## THE EXERCISE
Counting only lines that hold "this", give the total and nothing more.

## DATASET EXCERPTS
-- START --
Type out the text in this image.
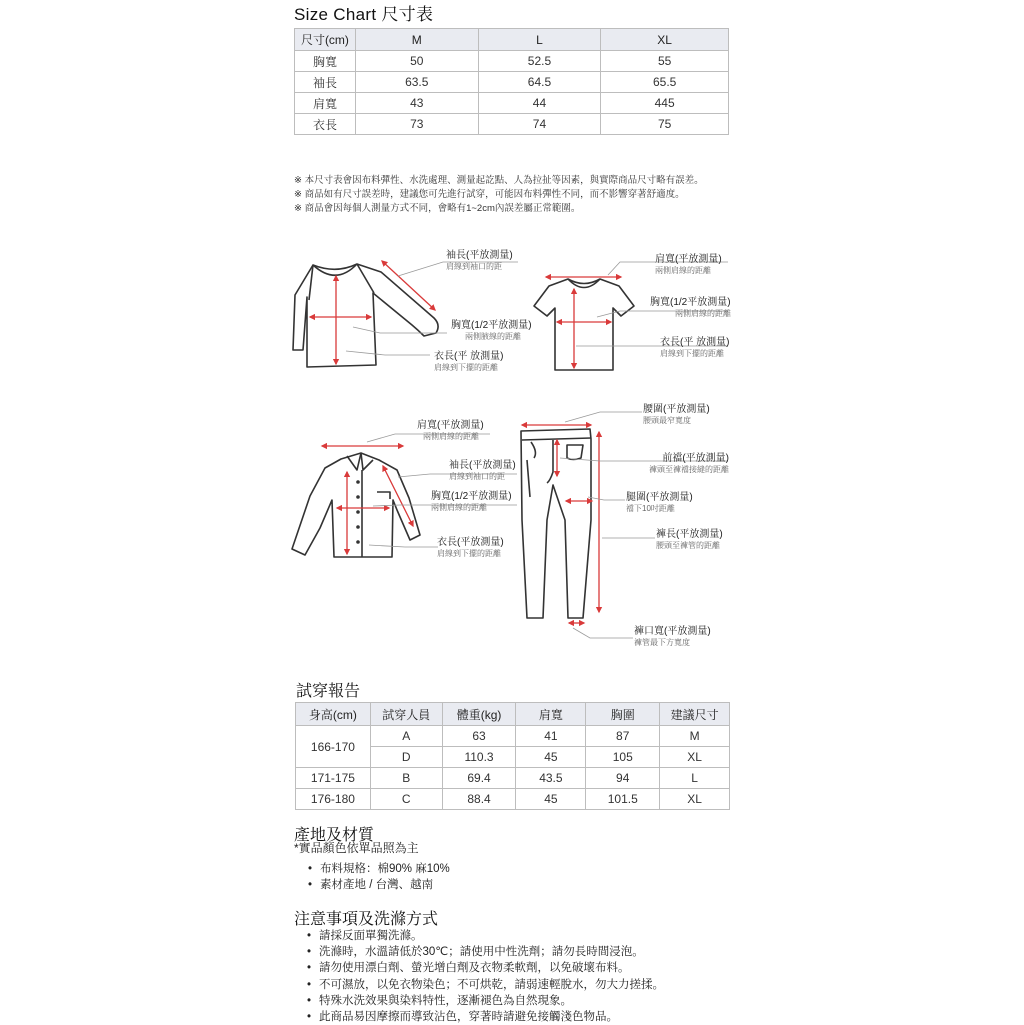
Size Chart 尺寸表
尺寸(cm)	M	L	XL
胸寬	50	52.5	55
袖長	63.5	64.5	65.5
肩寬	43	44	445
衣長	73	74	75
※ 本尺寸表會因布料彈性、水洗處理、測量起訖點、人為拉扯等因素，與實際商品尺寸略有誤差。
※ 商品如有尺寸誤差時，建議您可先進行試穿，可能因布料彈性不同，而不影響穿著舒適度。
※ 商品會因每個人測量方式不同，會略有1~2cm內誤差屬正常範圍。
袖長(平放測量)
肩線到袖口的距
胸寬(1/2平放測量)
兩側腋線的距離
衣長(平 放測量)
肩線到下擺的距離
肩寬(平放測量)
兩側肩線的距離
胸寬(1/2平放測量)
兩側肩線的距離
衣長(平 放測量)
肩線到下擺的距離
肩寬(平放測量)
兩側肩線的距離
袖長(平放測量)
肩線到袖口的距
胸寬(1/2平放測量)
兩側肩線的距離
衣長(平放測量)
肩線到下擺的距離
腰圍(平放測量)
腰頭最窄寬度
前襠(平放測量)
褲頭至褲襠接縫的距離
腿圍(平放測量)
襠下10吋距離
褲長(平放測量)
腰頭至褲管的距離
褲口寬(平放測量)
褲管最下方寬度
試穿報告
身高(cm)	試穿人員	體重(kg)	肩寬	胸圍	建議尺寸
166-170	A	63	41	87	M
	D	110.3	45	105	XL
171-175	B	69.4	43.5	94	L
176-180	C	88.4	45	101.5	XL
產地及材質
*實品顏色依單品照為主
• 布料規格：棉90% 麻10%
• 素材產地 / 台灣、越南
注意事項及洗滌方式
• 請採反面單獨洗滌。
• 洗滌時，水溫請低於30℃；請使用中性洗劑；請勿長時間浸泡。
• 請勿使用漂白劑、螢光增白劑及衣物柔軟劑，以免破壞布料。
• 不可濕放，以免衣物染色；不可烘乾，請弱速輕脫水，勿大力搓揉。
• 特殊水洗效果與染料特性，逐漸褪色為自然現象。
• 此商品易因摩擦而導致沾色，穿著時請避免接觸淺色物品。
-- END --
-- START --
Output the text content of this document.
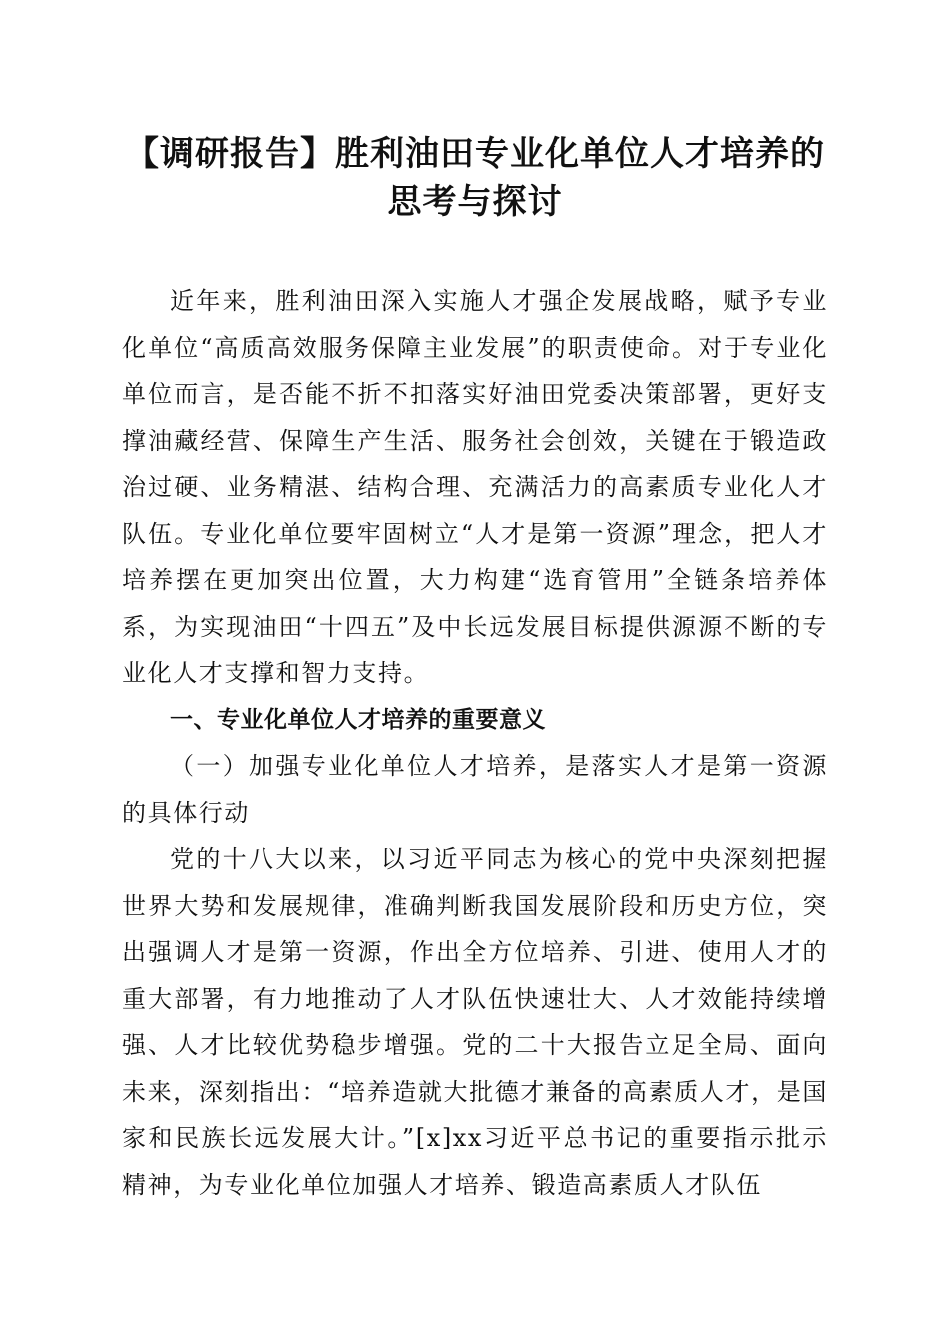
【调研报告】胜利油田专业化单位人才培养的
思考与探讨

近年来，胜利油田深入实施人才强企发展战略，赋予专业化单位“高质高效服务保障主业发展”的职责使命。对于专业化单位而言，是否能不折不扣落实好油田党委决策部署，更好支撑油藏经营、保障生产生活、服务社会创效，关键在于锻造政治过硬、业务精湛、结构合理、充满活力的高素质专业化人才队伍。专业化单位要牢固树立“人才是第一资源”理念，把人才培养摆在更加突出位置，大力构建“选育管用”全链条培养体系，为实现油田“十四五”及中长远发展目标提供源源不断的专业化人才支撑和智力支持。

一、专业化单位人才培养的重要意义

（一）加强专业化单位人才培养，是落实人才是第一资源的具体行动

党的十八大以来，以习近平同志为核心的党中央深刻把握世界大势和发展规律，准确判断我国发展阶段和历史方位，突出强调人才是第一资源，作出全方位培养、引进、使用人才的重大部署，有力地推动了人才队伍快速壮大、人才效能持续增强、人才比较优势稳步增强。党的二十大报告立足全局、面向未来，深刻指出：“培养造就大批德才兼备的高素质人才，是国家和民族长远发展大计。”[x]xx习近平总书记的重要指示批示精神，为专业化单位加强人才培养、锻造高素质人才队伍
-- END --
-- START --
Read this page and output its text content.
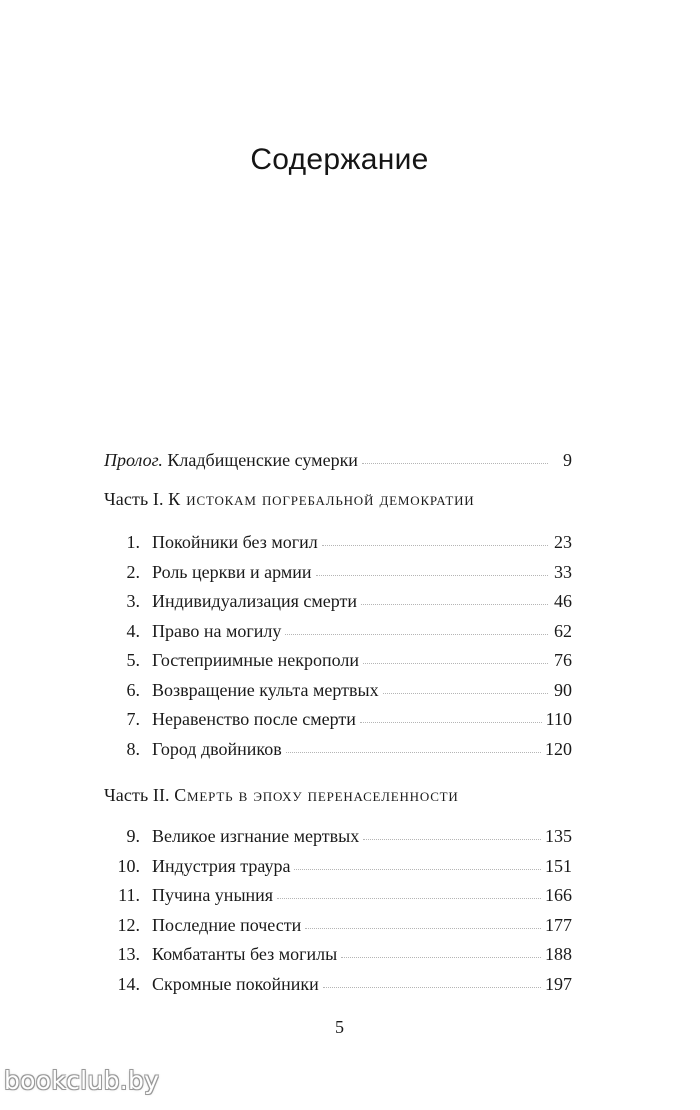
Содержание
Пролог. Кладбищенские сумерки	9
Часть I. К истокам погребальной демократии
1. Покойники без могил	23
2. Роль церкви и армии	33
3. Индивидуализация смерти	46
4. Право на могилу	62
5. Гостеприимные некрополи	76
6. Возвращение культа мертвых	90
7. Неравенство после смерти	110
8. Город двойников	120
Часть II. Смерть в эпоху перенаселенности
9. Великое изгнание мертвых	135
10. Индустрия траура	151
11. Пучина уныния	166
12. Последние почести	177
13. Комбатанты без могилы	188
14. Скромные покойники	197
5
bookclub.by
-- END --
## THE ANSWER
3